Your task is to quote the material that follows, in full and exactly.
━━━ Data provided
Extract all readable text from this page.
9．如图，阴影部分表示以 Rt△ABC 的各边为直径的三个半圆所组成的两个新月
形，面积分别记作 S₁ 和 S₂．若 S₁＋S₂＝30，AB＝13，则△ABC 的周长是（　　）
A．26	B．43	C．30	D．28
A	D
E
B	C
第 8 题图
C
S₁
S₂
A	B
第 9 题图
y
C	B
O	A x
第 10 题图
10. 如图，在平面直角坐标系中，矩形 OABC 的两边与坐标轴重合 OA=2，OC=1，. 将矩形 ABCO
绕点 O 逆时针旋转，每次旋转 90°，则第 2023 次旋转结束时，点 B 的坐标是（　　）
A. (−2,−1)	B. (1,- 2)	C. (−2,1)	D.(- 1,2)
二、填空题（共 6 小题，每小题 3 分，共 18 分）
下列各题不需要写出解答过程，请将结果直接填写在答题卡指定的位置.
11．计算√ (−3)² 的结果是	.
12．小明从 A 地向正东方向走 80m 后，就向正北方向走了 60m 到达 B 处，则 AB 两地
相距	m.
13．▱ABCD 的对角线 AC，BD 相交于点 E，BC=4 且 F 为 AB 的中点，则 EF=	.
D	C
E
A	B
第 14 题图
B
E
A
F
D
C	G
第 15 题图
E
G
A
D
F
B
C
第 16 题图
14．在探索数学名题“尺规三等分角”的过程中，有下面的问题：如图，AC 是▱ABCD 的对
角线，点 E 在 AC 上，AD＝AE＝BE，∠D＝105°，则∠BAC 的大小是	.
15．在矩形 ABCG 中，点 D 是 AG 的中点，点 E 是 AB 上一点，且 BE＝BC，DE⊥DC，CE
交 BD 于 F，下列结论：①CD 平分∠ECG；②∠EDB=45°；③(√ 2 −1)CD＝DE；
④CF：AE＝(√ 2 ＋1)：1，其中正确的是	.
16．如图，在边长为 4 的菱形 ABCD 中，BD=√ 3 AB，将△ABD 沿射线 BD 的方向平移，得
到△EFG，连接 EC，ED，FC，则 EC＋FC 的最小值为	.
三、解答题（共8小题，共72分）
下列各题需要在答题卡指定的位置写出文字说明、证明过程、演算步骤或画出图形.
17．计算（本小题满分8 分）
━━━━━━
**Answer to the problem:**
Extract all readable text from this page.
9．如图，阴影部分表示以 Rt△ABC 的各边为直径的三个半圆所组成的两个新月
形，面积分别记作 S₁ 和 S₂．若 S₁＋S₂＝30，AB＝13，则△ABC 的周长是（　　）
A．26	B．43	C．30	D．28
A	D
E
B	C
第 8 题图
C
S₁
S₂
A	B
第 9 题图
y
C	B
O	A x
第 10 题图
10. 如图，在平面直角坐标系中，矩形 OABC 的两边与坐标轴重合 OA=2，OC=1，. 将矩形 ABCO
绕点 O 逆时针旋转，每次旋转 90°，则第 2023 次旋转结束时，点 B 的坐标是（　　）
A. (−2,−1)	B. (1,- 2)	C. (−2,1)	D.(- 1,2)
二、填空题（共 6 小题，每小题 3 分，共 18 分）
下列各题不需要写出解答过程，请将结果直接填写在答题卡指定的位置.
11．计算√ (−3)² 的结果是	.
12．小明从 A 地向正东方向走 80m 后，就向正北方向走了 60m 到达 B 处，则 AB 两地
相距	m.
13．▱ABCD 的对角线 AC，BD 相交于点 E，BC=4 且 F 为 AB 的中点，则 EF=	.
D	C
E
A	B
第 14 题图
B
E
A
F
D
C	G
第 15 题图
E
G
A
D
F
B
C
第 16 题图
14．在探索数学名题“尺规三等分角”的过程中，有下面的问题：如图，AC 是▱ABCD 的对
角线，点 E 在 AC 上，AD＝AE＝BE，∠D＝105°，则∠BAC 的大小是	.
15．在矩形 ABCG 中，点 D 是 AG 的中点，点 E 是 AB 上一点，且 BE＝BC，DE⊥DC，CE
交 BD 于 F，下列结论：①CD 平分∠ECG；②∠EDB=45°；③(√ 2 −1)CD＝DE；
④CF：AE＝(√ 2 ＋1)：1，其中正确的是	.
16．如图，在边长为 4 的菱形 ABCD 中，BD=√ 3 AB，将△ABD 沿射线 BD 的方向平移，得
到△EFG，连接 EC，ED，FC，则 EC＋FC 的最小值为	.
三、解答题（共8小题，共72分）
下列各题需要在答题卡指定的位置写出文字说明、证明过程、演算步骤或画出图形.
17．计算（本小题满分8 分）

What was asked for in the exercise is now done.